> **The task**: Search the material below for the word "this" and copy every line in which it occurs.

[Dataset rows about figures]

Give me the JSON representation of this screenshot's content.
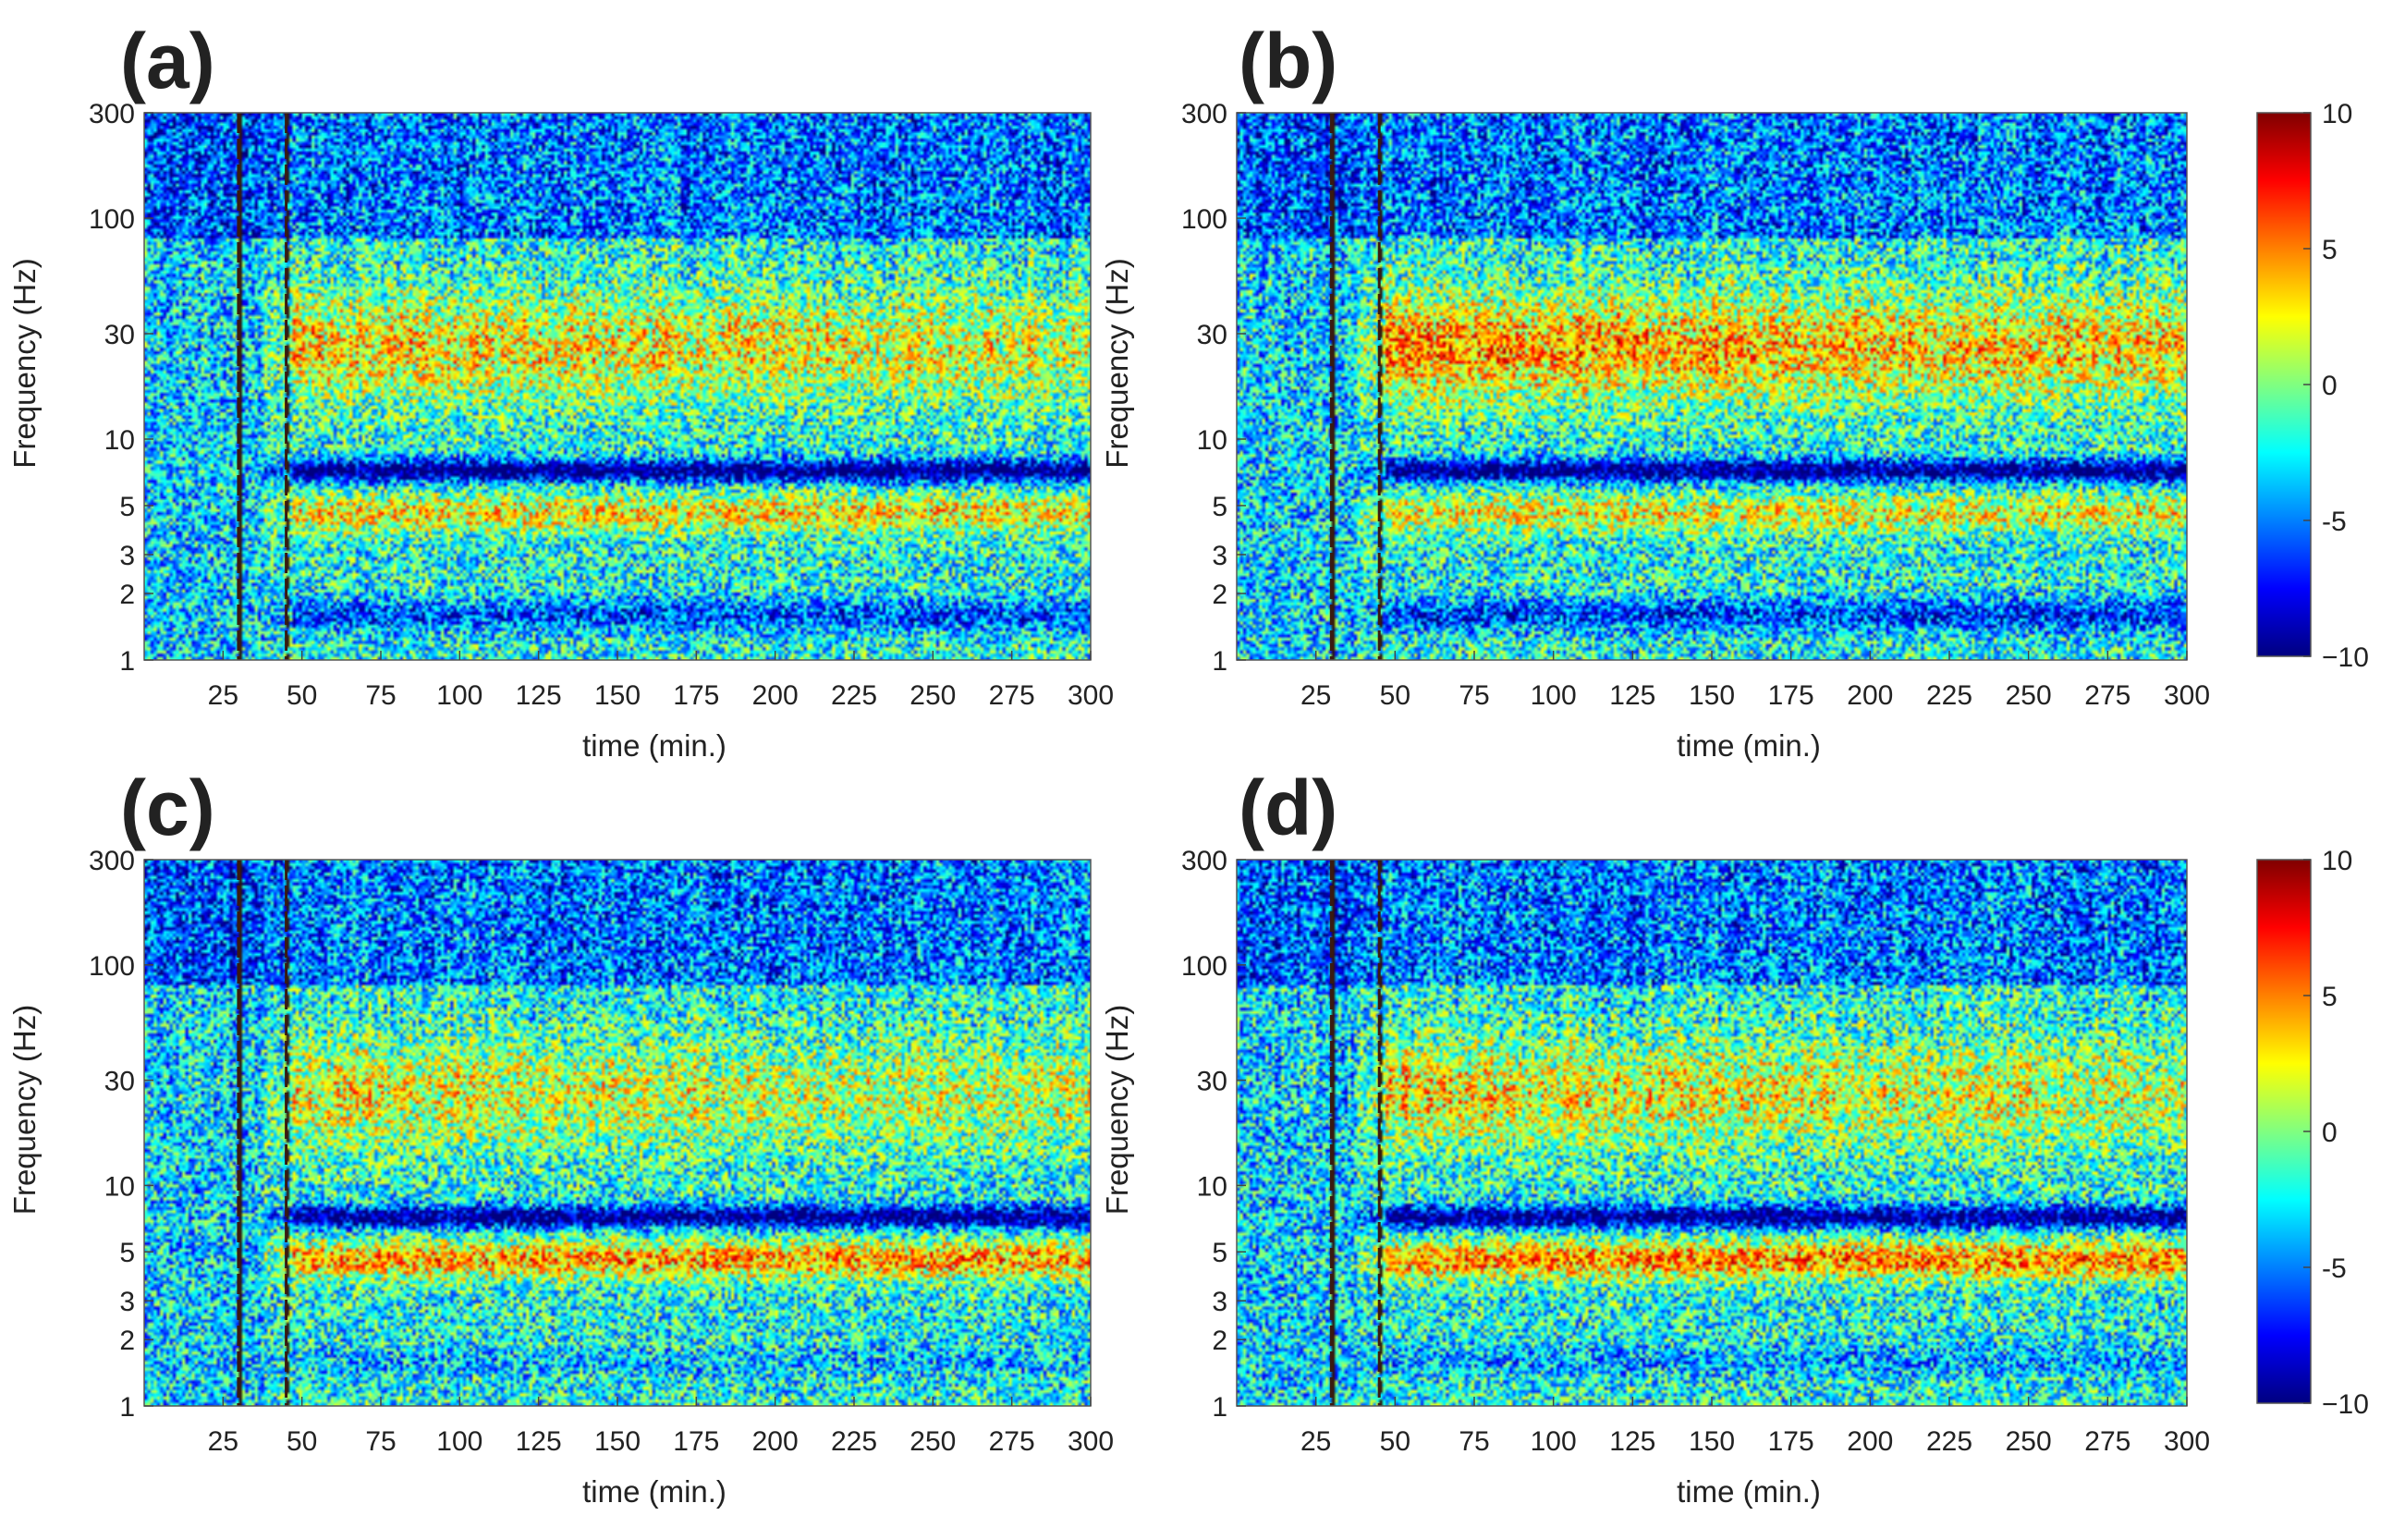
{
  "chart_data": [
    {
      "type": "heatmap",
      "panel_label": "(a)",
      "xlabel": "time (min.)",
      "ylabel": "Frequency (Hz)",
      "xlim": [
        0,
        300
      ],
      "ylim": [
        1,
        300
      ],
      "yscale": "log",
      "x_ticks": [
        "25",
        "50",
        "75",
        "100",
        "125",
        "150",
        "175",
        "200",
        "225",
        "250",
        "275",
        "300"
      ],
      "y_ticks": [
        "1",
        "2",
        "3",
        "5",
        "10",
        "30",
        "100",
        "300"
      ],
      "event_markers_min": [
        30,
        45
      ],
      "features": {
        "beta_peak": 5.5,
        "theta_peak": 5.0,
        "low_band": -4.0
      }
    },
    {
      "type": "heatmap",
      "panel_label": "(b)",
      "xlabel": "time (min.)",
      "ylabel": "Frequency (Hz)",
      "xlim": [
        0,
        300
      ],
      "ylim": [
        1,
        300
      ],
      "yscale": "log",
      "x_ticks": [
        "25",
        "50",
        "75",
        "100",
        "125",
        "150",
        "175",
        "200",
        "225",
        "250",
        "275",
        "300"
      ],
      "y_ticks": [
        "1",
        "2",
        "3",
        "5",
        "10",
        "30",
        "100",
        "300"
      ],
      "event_markers_min": [
        30,
        45
      ],
      "features": {
        "beta_peak": 7.0,
        "theta_peak": 4.5,
        "low_band": -4.5
      },
      "colorbar": {
        "min": -10,
        "max": 10,
        "ticks": [
          "10",
          "5",
          "0",
          "-5",
          "−10"
        ]
      }
    },
    {
      "type": "heatmap",
      "panel_label": "(c)",
      "xlabel": "time (min.)",
      "ylabel": "Frequency (Hz)",
      "xlim": [
        0,
        300
      ],
      "ylim": [
        1,
        300
      ],
      "yscale": "log",
      "x_ticks": [
        "25",
        "50",
        "75",
        "100",
        "125",
        "150",
        "175",
        "200",
        "225",
        "250",
        "275",
        "300"
      ],
      "y_ticks": [
        "1",
        "2",
        "3",
        "5",
        "10",
        "30",
        "100",
        "300"
      ],
      "event_markers_min": [
        30,
        45
      ],
      "features": {
        "beta_peak": 4.5,
        "theta_peak": 6.5,
        "low_band": -1.5
      }
    },
    {
      "type": "heatmap",
      "panel_label": "(d)",
      "xlabel": "time (min.)",
      "ylabel": "Frequency (Hz)",
      "xlim": [
        0,
        300
      ],
      "ylim": [
        1,
        300
      ],
      "yscale": "log",
      "x_ticks": [
        "25",
        "50",
        "75",
        "100",
        "125",
        "150",
        "175",
        "200",
        "225",
        "250",
        "275",
        "300"
      ],
      "y_ticks": [
        "1",
        "2",
        "3",
        "5",
        "10",
        "30",
        "100",
        "300"
      ],
      "event_markers_min": [
        30,
        45
      ],
      "features": {
        "beta_peak": 5.0,
        "theta_peak": 7.0,
        "low_band": -2.0
      },
      "colorbar": {
        "min": -10,
        "max": 10,
        "ticks": [
          "10",
          "5",
          "0",
          "-5",
          "−10"
        ]
      }
    }
  ]
}
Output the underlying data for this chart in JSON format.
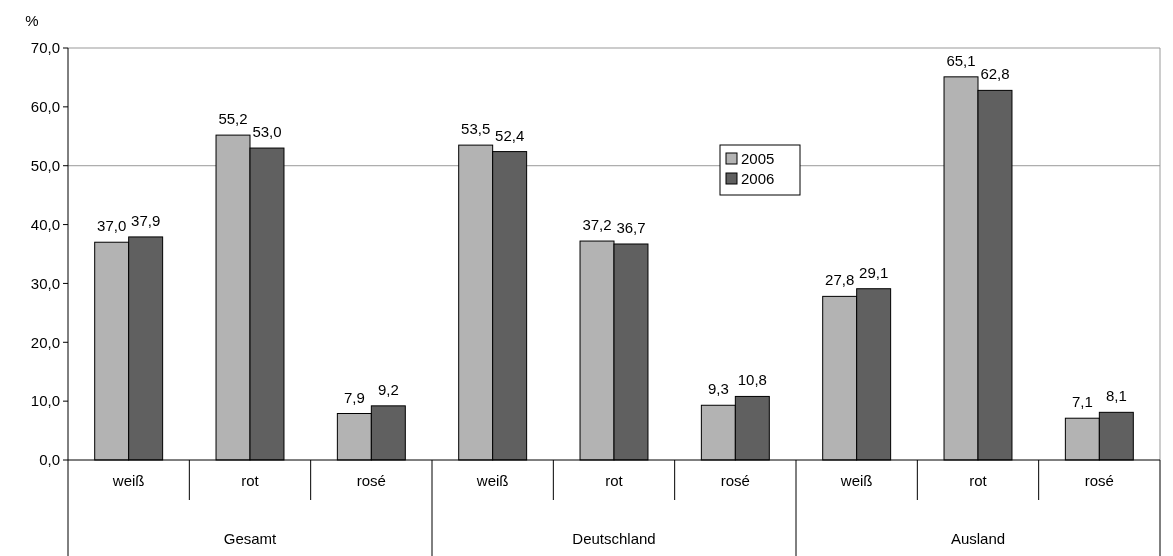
{
  "chart_data": {
    "type": "bar",
    "ylabel": "%",
    "categories": [
      "weiß",
      "rot",
      "rosé",
      "weiß",
      "rot",
      "rosé",
      "weiß",
      "rot",
      "rosé"
    ],
    "series": [
      {
        "name": "2005",
        "color": "#b3b3b3",
        "values": [
          37.0,
          55.2,
          7.9,
          53.5,
          37.2,
          9.3,
          27.8,
          65.1,
          7.1
        ],
        "value_labels": [
          "37,0",
          "55,2",
          "7,9",
          "53,5",
          "37,2",
          "9,3",
          "27,8",
          "65,1",
          "7,1"
        ]
      },
      {
        "name": "2006",
        "color": "#606060",
        "values": [
          37.9,
          53.0,
          9.2,
          52.4,
          36.7,
          10.8,
          29.1,
          62.8,
          8.1
        ],
        "value_labels": [
          "37,9",
          "53,0",
          "9,2",
          "52,4",
          "36,7",
          "10,8",
          "29,1",
          "62,8",
          "8,1"
        ]
      }
    ],
    "annotations": [
      "Gesamt",
      "Deutschland",
      "Ausland"
    ],
    "ylim": [
      0,
      70
    ],
    "yticks": [
      {
        "value": 0,
        "label": "0,0"
      },
      {
        "value": 10,
        "label": "10,0"
      },
      {
        "value": 20,
        "label": "20,0"
      },
      {
        "value": 30,
        "label": "30,0"
      },
      {
        "value": 40,
        "label": "40,0"
      },
      {
        "value": 50,
        "label": "50,0"
      },
      {
        "value": 60,
        "label": "60,0"
      },
      {
        "value": 70,
        "label": "70,0"
      }
    ],
    "ref_lines": [
      {
        "axis": "y",
        "value": 50,
        "color": "#9a9a9a"
      }
    ],
    "legend": "top"
  }
}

> **Reply**:
Give me the JSON representation of this screenshot's content.
Output the underlying data for this chart in JSON format.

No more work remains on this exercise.